▶ _What is asked_
[a] Answer these questions using the text on software-defined environments:
(i) Which four things does SDE software define, provision and manage?
(ii) What is David Angradi's title, and at which service provider?
(iii) Besides new tools and skills, what kind of teams does the text say enterprises need?
[b] Repeat word for word the part of the text on software-defined environments starting at "But to gain" and ending at "performance and security.".

▶ _Text excerpt_
+ + + + + + +

But to gain this flexibility, enterprises need new tools to manage their software-defined environments, the skills to decide where to run which workloads and new cross-functional teams to manage their software-defined infrastructures.
SDE impact
SDE revolves around software that defines, provisions and manages servers, storage, networks and security. Rather than requiring admins to write commands or click on a screen, SDE performs these functions more quickly and consistently (and often automatically) through software. This reduces the cost of IT operations, allows enterprises to tweak their IT environments more quickly to meet changing needs and enhances performance and security.
Ten years ago, "a lot of customers were really hot and heavy into outsourcing labor-intensive operations, such as load management, resource provisioning or overall system management and troubleshooting," says David Angradi, director of software-defined data center solutions for service provider Logicalis US. "What a lot of them eventually found was...they weren't really driving any additional efficiency or agility," he says.

+ + + + + + +

▶ _Data block_
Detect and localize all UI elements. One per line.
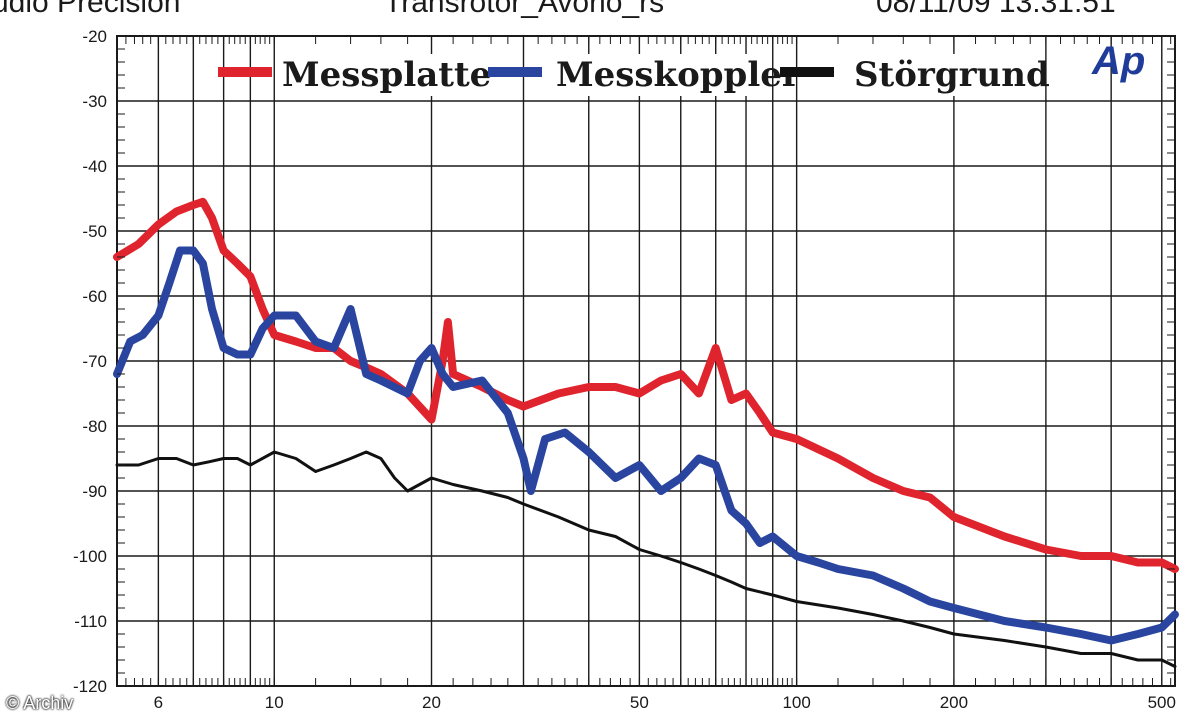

+ + + + + + +

▶ _Full answers_
[a]
(i) Servers, storage, networks and security.
(ii) He is director of software-defined data center solutions at Logicalis US.
(iii) New cross-functional teams to manage their software-defined infrastructures.

[b]
But to gain this flexibility, enterprises need new tools to manage their software-defined environments, the skills to decide where to run which workloads and new cross-functional teams to manage their software-defined infrastructures.
SDE impact
SDE revolves around software that defines, provisions and manages servers, storage, networks and security. Rather than requiring admins to write commands or click on a screen, SDE performs these functions more quickly and consistently (and often automatically) through software. This reduces the cost of IT operations, allows enterprises to tweak their IT environments more quickly to meet changing needs and enhances performance and security.